STATED PROBLEM: The exercise asks you to copy every line below in which "that" appears.
START DATA FOR THE TASK
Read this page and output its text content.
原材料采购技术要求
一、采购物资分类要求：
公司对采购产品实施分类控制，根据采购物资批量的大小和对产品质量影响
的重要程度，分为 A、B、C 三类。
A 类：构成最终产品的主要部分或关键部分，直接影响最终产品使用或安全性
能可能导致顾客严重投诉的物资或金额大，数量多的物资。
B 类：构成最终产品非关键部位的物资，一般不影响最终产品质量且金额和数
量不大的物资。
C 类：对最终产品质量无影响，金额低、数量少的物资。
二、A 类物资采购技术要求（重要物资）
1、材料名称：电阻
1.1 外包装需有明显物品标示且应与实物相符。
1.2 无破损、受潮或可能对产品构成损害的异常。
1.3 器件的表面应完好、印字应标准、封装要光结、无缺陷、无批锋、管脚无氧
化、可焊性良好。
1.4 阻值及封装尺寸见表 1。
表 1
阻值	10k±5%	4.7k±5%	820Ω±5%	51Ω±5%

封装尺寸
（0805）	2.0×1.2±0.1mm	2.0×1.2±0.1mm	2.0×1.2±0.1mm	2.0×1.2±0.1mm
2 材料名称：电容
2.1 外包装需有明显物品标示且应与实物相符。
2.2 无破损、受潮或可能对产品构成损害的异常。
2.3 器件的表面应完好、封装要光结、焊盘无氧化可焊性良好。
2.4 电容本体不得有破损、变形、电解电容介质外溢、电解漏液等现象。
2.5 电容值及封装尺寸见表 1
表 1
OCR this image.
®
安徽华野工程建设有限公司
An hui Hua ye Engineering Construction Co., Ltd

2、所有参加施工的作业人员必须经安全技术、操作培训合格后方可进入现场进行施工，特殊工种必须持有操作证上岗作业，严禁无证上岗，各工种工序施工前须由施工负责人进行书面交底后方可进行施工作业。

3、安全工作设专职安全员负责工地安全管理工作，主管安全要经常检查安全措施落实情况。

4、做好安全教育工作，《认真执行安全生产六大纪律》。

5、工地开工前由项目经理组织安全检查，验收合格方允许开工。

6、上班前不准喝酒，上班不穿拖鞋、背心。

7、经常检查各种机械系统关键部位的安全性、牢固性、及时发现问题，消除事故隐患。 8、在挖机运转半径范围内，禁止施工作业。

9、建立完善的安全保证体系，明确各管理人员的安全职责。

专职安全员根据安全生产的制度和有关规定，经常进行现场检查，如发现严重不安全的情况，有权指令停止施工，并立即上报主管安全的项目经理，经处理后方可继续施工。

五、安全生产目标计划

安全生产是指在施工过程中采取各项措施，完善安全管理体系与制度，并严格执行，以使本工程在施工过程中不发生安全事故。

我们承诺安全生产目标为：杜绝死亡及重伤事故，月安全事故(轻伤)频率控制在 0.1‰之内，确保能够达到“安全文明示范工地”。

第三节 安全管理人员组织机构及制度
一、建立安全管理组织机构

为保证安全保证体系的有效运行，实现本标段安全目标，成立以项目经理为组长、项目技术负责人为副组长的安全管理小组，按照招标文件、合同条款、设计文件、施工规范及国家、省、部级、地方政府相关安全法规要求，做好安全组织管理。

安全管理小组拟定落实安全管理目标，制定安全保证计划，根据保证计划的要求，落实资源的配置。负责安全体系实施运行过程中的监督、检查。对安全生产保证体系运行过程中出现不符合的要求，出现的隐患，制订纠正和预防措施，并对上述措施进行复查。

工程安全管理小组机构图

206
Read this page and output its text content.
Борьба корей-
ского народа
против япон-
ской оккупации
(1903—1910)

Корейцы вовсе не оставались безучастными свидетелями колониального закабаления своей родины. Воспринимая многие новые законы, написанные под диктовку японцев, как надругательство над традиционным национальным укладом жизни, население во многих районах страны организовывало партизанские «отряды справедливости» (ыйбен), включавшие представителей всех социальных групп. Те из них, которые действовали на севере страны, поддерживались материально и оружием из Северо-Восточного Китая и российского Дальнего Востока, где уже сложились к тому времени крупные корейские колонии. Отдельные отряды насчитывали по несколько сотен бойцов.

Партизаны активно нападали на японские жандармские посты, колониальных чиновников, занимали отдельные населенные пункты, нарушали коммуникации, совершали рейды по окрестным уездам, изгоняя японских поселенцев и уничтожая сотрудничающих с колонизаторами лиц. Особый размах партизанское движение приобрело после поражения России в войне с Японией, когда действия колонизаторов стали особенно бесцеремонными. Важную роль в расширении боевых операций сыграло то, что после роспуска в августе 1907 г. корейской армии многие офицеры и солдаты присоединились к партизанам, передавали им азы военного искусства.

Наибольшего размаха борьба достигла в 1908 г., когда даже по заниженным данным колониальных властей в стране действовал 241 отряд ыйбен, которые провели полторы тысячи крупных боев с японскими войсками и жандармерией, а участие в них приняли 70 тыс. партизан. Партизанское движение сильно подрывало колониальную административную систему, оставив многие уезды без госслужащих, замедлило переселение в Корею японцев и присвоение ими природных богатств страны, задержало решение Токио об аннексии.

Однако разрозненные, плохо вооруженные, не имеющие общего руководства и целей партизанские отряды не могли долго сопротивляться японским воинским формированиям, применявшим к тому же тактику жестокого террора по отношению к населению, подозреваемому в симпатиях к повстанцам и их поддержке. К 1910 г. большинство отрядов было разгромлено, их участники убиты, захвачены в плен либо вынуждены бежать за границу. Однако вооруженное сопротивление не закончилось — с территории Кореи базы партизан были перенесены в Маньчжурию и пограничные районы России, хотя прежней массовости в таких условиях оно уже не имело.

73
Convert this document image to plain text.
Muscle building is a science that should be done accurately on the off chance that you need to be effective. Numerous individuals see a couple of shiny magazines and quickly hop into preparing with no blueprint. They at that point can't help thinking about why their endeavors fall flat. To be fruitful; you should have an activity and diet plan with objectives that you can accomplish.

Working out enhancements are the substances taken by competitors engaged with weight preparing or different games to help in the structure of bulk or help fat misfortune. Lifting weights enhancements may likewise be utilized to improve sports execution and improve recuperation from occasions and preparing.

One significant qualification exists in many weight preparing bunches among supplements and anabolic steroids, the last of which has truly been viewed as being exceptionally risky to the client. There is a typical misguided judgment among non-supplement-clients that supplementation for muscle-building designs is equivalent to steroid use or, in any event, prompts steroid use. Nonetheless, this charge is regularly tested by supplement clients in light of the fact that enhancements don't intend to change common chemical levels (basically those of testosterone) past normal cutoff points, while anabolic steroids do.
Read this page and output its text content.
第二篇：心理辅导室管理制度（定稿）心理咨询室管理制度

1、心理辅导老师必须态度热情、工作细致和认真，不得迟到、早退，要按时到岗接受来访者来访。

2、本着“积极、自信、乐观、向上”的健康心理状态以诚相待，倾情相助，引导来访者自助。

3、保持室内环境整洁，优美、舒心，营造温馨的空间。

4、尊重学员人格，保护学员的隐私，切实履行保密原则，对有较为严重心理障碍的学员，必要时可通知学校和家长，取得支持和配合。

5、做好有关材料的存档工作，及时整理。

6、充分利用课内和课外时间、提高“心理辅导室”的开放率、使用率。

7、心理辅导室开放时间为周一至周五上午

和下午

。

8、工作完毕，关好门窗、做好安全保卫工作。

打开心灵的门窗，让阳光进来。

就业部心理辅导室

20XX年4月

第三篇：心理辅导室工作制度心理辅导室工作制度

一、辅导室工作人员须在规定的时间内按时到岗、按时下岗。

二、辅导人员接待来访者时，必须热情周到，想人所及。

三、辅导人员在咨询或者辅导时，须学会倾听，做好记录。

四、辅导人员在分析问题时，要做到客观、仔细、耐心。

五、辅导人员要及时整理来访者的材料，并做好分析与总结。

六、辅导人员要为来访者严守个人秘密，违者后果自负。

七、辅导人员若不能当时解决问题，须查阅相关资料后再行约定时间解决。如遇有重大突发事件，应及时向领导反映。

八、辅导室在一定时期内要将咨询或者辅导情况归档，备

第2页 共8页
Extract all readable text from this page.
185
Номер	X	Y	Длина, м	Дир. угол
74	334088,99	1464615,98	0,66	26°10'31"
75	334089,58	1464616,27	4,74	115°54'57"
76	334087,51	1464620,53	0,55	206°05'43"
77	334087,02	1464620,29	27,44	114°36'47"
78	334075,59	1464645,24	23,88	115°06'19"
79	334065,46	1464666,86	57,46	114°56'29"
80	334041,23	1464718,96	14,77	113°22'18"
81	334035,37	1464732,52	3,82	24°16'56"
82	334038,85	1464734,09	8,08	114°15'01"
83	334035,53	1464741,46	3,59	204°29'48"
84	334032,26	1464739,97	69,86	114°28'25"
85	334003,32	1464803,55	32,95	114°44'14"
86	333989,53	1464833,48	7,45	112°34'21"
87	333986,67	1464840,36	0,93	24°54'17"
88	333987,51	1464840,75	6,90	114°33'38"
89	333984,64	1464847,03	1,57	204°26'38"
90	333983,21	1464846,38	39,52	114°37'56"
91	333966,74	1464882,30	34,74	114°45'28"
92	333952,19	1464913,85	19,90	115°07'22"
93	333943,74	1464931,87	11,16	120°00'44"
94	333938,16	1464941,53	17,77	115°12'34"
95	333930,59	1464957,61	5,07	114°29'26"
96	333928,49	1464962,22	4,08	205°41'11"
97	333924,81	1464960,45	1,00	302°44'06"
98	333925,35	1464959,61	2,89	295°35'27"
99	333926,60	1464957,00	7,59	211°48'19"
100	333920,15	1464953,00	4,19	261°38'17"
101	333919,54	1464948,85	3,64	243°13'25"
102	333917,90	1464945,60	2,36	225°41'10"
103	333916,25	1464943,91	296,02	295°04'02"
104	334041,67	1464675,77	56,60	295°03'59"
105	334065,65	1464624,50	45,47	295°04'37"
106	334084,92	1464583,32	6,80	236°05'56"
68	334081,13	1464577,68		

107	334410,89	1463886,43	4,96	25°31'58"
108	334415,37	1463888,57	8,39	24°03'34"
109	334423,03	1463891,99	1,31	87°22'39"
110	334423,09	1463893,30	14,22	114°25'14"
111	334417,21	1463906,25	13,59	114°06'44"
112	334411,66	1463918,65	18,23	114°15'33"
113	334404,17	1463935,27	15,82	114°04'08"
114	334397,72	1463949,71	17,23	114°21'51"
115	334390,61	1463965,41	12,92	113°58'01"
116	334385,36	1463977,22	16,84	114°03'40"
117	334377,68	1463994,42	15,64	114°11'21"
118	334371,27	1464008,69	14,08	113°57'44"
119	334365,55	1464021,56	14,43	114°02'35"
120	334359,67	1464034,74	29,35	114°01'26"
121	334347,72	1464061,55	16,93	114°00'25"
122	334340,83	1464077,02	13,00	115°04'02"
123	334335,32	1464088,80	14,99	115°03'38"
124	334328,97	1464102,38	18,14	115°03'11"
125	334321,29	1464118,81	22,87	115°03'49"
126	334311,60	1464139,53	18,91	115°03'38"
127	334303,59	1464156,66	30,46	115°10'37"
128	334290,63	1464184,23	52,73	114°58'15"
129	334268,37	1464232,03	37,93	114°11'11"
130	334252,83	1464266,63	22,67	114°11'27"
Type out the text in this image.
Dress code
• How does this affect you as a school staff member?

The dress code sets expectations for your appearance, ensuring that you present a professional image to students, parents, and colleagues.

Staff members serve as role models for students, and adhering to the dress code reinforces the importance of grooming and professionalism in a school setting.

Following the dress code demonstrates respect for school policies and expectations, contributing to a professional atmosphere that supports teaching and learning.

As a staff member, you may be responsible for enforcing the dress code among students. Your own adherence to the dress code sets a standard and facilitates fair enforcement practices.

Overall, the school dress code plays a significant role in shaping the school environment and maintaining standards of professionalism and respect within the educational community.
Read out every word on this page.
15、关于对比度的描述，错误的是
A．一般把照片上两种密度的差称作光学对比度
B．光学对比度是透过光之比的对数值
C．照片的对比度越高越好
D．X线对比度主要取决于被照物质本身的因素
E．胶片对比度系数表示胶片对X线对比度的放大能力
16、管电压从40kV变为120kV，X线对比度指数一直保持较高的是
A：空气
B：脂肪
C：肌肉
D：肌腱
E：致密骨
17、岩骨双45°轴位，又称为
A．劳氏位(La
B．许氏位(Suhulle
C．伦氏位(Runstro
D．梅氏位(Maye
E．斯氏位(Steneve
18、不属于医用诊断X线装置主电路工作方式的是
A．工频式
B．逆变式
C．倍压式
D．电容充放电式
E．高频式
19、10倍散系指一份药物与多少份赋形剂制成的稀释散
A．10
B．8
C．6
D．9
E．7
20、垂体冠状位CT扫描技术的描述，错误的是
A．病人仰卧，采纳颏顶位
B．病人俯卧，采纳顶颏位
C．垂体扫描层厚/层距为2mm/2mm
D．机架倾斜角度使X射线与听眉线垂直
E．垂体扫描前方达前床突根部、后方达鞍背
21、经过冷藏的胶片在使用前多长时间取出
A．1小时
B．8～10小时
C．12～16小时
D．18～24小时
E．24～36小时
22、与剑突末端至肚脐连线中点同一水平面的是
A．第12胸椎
END DATA FOR THE TASK
SOLVED EXERCISE:
Muscle building is a science that should be done accurately on the off chance that you need to be effective. Numerous individuals see a couple of shiny magazines and quickly hop into preparing with no blueprint. They at that point can't help thinking about why their endeavors fall flat. To be fruitful; you should have an activity and diet plan with objectives that you can accomplish.
One significant qualification exists in many weight preparing bunches among supplements and anabolic steroids, the last of which has truly been viewed as being exceptionally risky to the client. There is a typical misguided judgment among non-supplement-clients that supplementation for muscle-building designs is equivalent to steroid use or, in any event, prompts steroid use. Nonetheless, this charge is regularly tested by supplement clients in light of the fact that enhancements don't intend to change common chemical levels (basically those of testosterone) past normal cutoff points, while anabolic steroids do.
The dress code sets expectations for your appearance, ensuring that you present a professional image to students, parents, and colleagues.
Following the dress code demonstrates respect for school policies and expectations, contributing to a professional atmosphere that supports teaching and learning.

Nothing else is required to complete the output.